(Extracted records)
______

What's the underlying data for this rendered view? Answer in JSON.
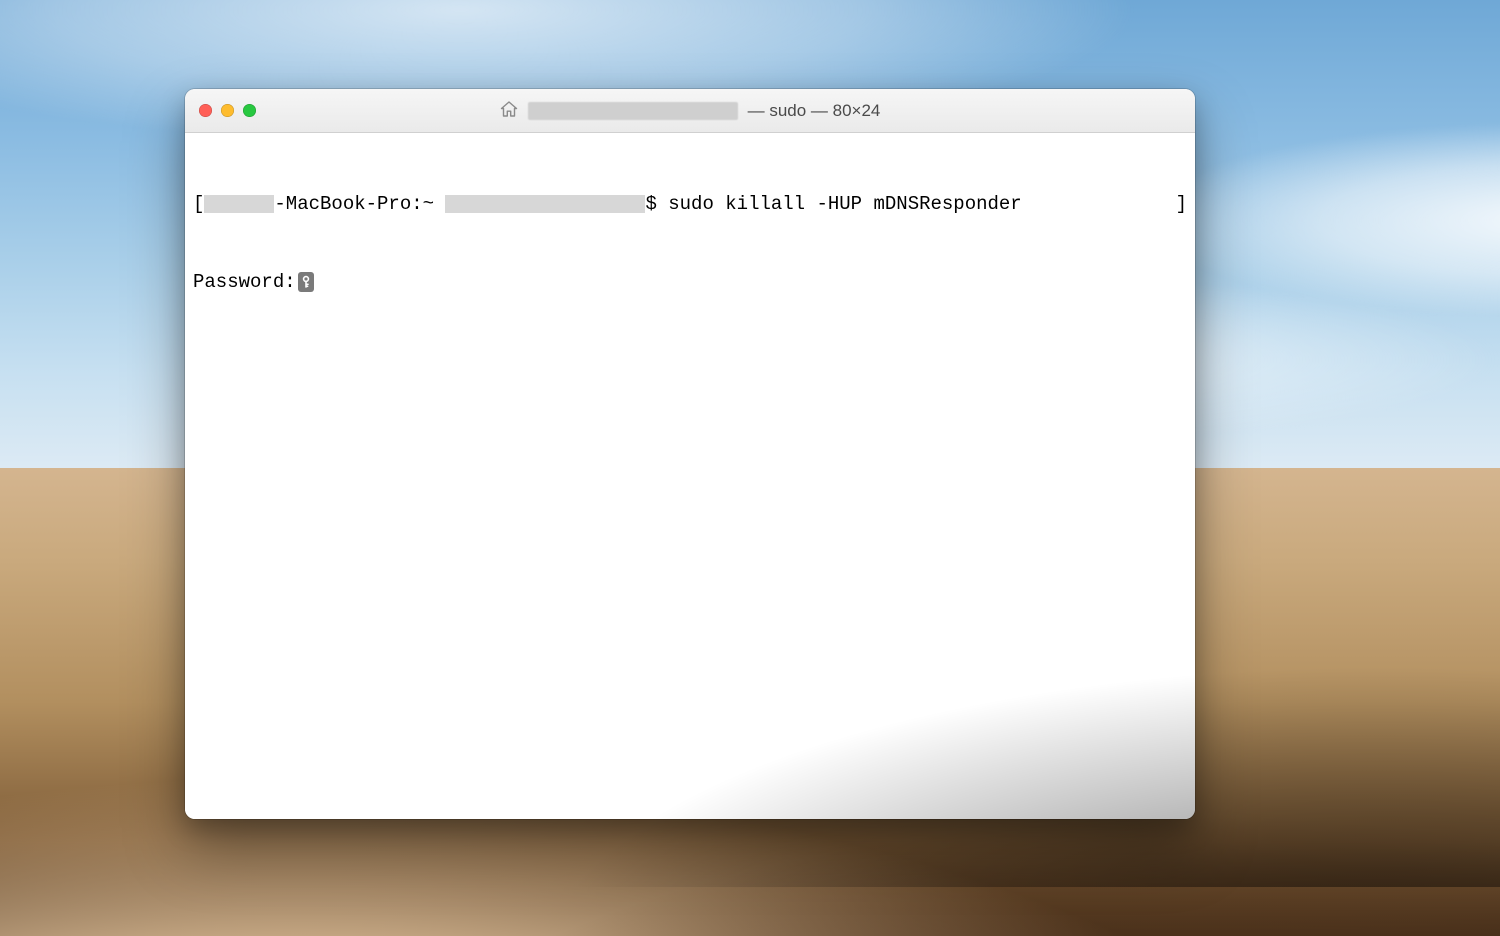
{
  "window": {
    "title_suffix": " — sudo — 80×24",
    "traffic_light_colors": {
      "close": "#ff5f57",
      "minimize": "#febc2e",
      "zoom": "#28c840"
    }
  },
  "terminal": {
    "line1": {
      "bracket_open": "[",
      "host_suffix": "-MacBook-Pro:~ ",
      "prompt_symbol": "$ ",
      "command": "sudo killall -HUP mDNSResponder",
      "bracket_close": "]"
    },
    "line2": {
      "label": "Password:"
    }
  }
}
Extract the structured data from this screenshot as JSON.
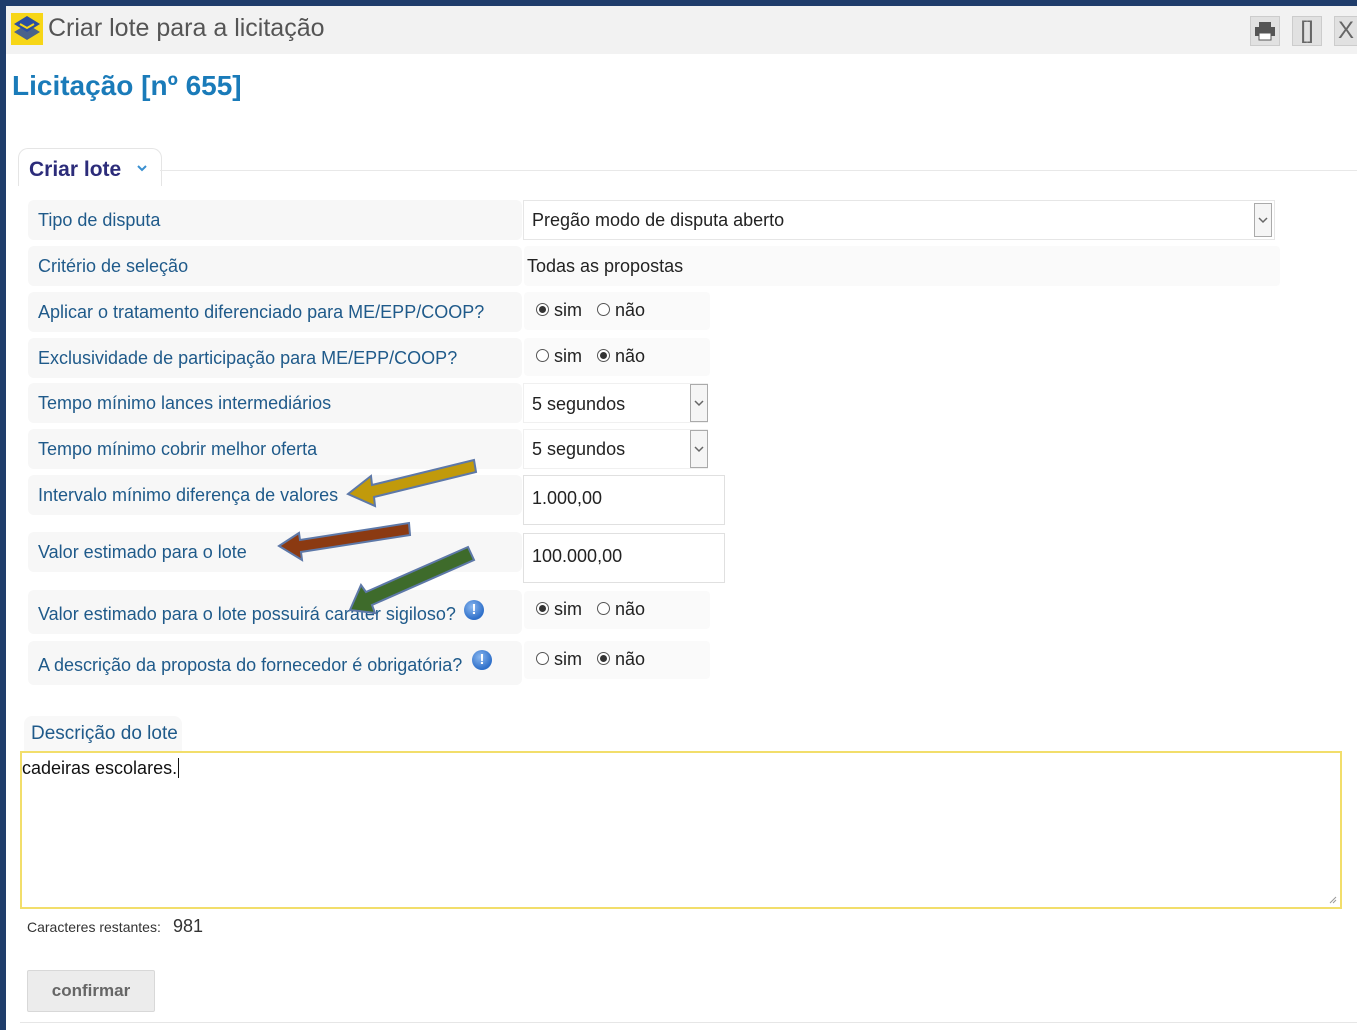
{
  "window": {
    "title": "Criar lote para a licitação",
    "print_icon": "printer-icon",
    "restore_label": "[]",
    "close_label": "X"
  },
  "page": {
    "title": "Licitação [nº 655]"
  },
  "section": {
    "label": "Criar lote",
    "chevron_icon": "chevron-down-icon"
  },
  "form": {
    "tipo_disputa": {
      "label": "Tipo de disputa",
      "value": "Pregão modo de disputa aberto"
    },
    "criterio_selecao": {
      "label": "Critério de seleção",
      "value": "Todas as propostas"
    },
    "tratamento_diferenciado": {
      "label": "Aplicar o tratamento diferenciado para ME/EPP/COOP?",
      "option_yes": "sim",
      "option_no": "não",
      "selected": "sim"
    },
    "exclusividade": {
      "label": "Exclusividade de participação para ME/EPP/COOP?",
      "option_yes": "sim",
      "option_no": "não",
      "selected": "não"
    },
    "tempo_lances": {
      "label": "Tempo mínimo lances intermediários",
      "value": "5 segundos"
    },
    "tempo_cobrir": {
      "label": "Tempo mínimo cobrir melhor oferta",
      "value": "5 segundos"
    },
    "intervalo_minimo": {
      "label": "Intervalo mínimo diferença de valores",
      "value": "1.000,00"
    },
    "valor_estimado": {
      "label": "Valor estimado para o lote",
      "value": "100.000,00"
    },
    "carater_sigiloso": {
      "label": "Valor estimado para o lote possuirá caráter sigiloso?",
      "option_yes": "sim",
      "option_no": "não",
      "selected": "sim",
      "info_icon": "info-icon"
    },
    "descricao_obrigatoria": {
      "label": "A descrição da proposta do fornecedor é obrigatória?",
      "option_yes": "sim",
      "option_no": "não",
      "selected": "não",
      "info_icon": "info-icon"
    }
  },
  "descricao": {
    "label": "Descrição do lote",
    "value": "cadeiras escolares.",
    "remaining_label": "Caracteres restantes:",
    "remaining_count": "981"
  },
  "actions": {
    "confirm_label": "confirmar"
  },
  "annotations": {
    "arrow_colors": [
      "#c19a0b",
      "#8b3a12",
      "#3e6b2b"
    ]
  },
  "colors": {
    "frame": "#1f3d6b",
    "title_blue": "#1a7bb9",
    "label_blue": "#1f5a8a",
    "textarea_focus": "#f2de6b"
  }
}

______

* Problem:
From the entries above, pull out each line that includes "lote".

* The output:
    "title": "Criar lote para a licitação",
    "label": "Criar lote",
      "label": "Valor estimado para o lote",
      "label": "Valor estimado para o lote possuirá caráter sigiloso?",
    "label": "Descrição do lote",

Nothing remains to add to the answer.